> **Do this**
Each entry below is to be written out exactly, and the pictures are to be left out.
#####
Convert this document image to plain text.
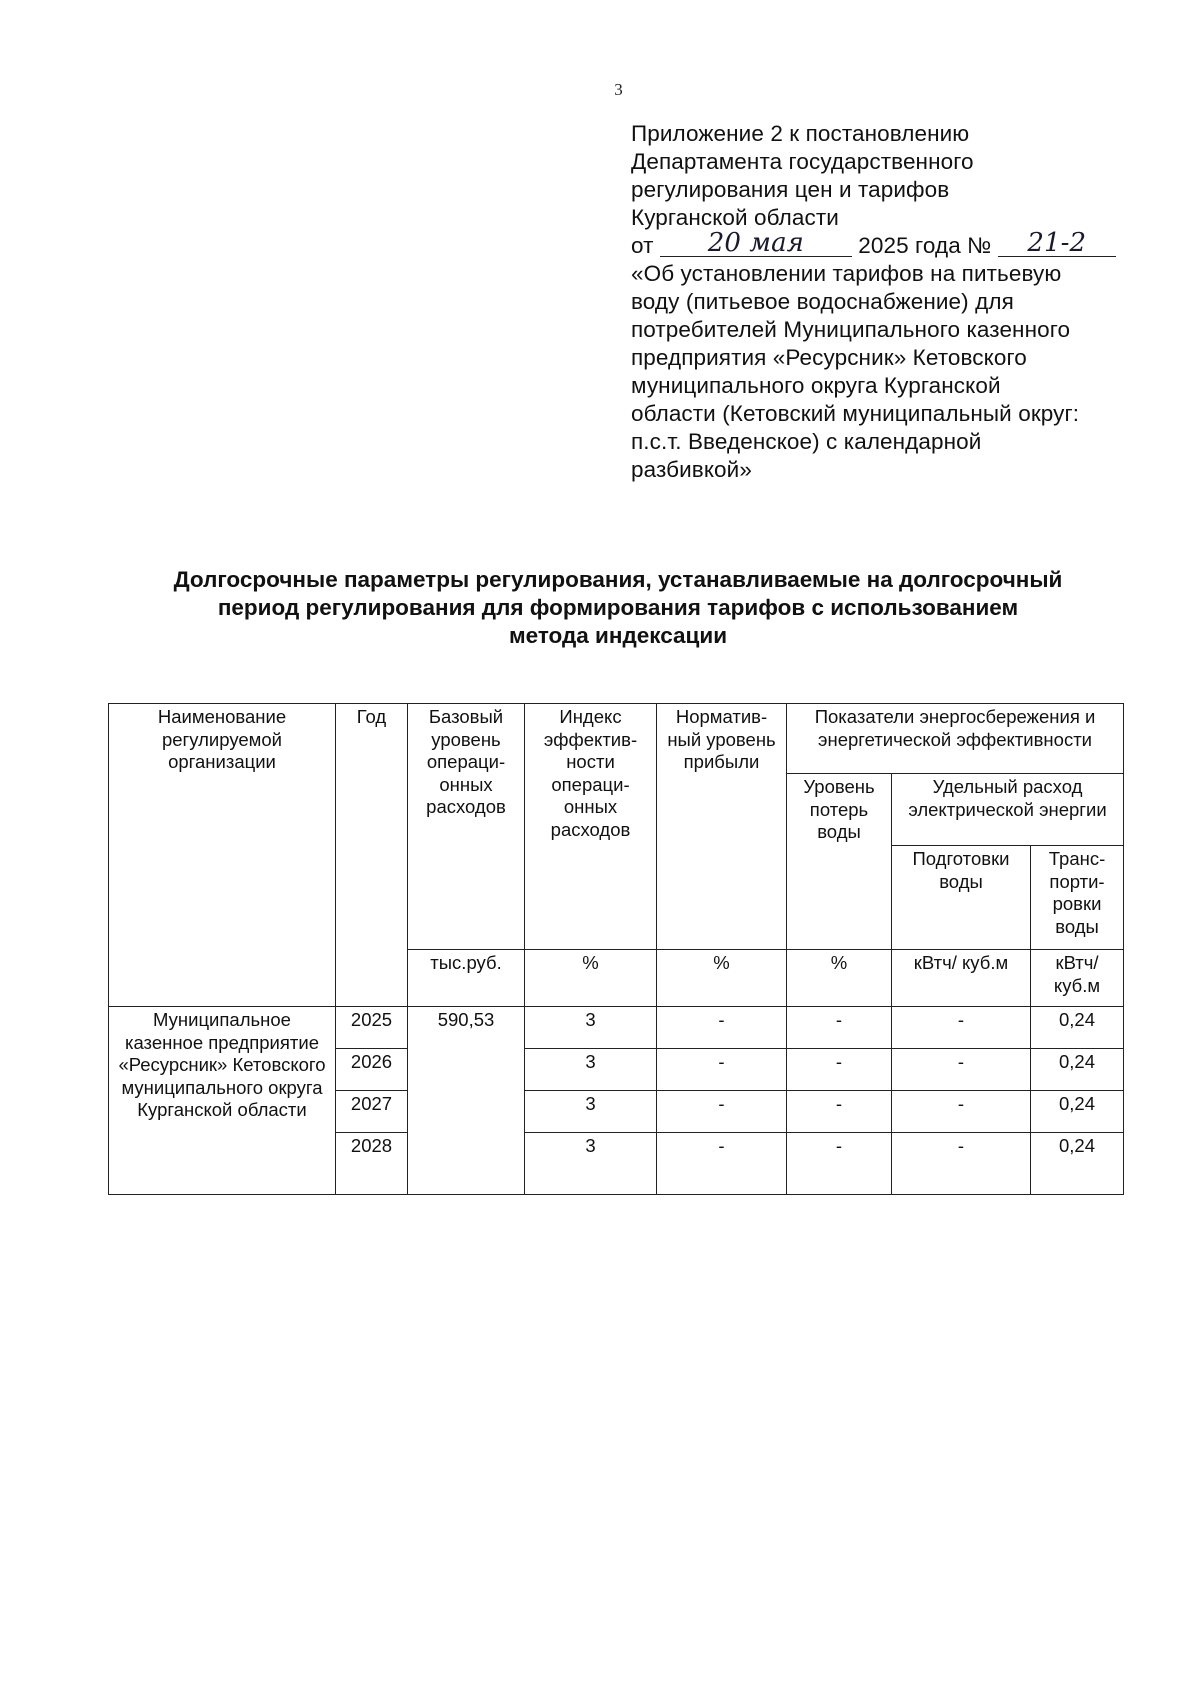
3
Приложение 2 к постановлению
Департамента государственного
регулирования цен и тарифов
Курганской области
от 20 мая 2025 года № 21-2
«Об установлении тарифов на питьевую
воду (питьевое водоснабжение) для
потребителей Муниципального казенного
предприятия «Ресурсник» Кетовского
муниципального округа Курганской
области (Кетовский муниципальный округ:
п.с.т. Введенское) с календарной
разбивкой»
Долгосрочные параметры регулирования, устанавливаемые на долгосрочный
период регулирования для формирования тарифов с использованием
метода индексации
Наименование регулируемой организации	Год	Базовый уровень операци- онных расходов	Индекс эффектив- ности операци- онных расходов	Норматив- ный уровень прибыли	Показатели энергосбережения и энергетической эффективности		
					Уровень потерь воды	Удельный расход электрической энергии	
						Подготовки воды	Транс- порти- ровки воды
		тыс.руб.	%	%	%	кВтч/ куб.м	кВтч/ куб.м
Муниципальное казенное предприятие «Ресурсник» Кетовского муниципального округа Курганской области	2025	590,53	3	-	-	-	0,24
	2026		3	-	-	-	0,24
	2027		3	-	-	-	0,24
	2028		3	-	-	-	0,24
#####
> **Exercise solution**
Convert this document image to plain text.
3
Приложение 2 к постановлению
Департамента государственного
регулирования цен и тарифов
Курганской области
от 20 мая 2025 года № 21-2
«Об установлении тарифов на питьевую
воду (питьевое водоснабжение) для
потребителей Муниципального казенного
предприятия «Ресурсник» Кетовского
муниципального округа Курганской
области (Кетовский муниципальный округ:
п.с.т. Введенское) с календарной
разбивкой»
Долгосрочные параметры регулирования, устанавливаемые на долгосрочный
период регулирования для формирования тарифов с использованием
метода индексации
Наименование регулируемой организации	Год	Базовый уровень операци- онных расходов	Индекс эффектив- ности операци- онных расходов	Норматив- ный уровень прибыли	Показатели энергосбережения и энергетической эффективности		
					Уровень потерь воды	Удельный расход электрической энергии	
						Подготовки воды	Транс- порти- ровки воды
		тыс.руб.	%	%	%	кВтч/ куб.м	кВтч/ куб.м
Муниципальное казенное предприятие «Ресурсник» Кетовского муниципального округа Курганской области	2025	590,53	3	-	-	-	0,24
	2026		3	-	-	-	0,24
	2027		3	-	-	-	0,24
	2028		3	-	-	-	0,24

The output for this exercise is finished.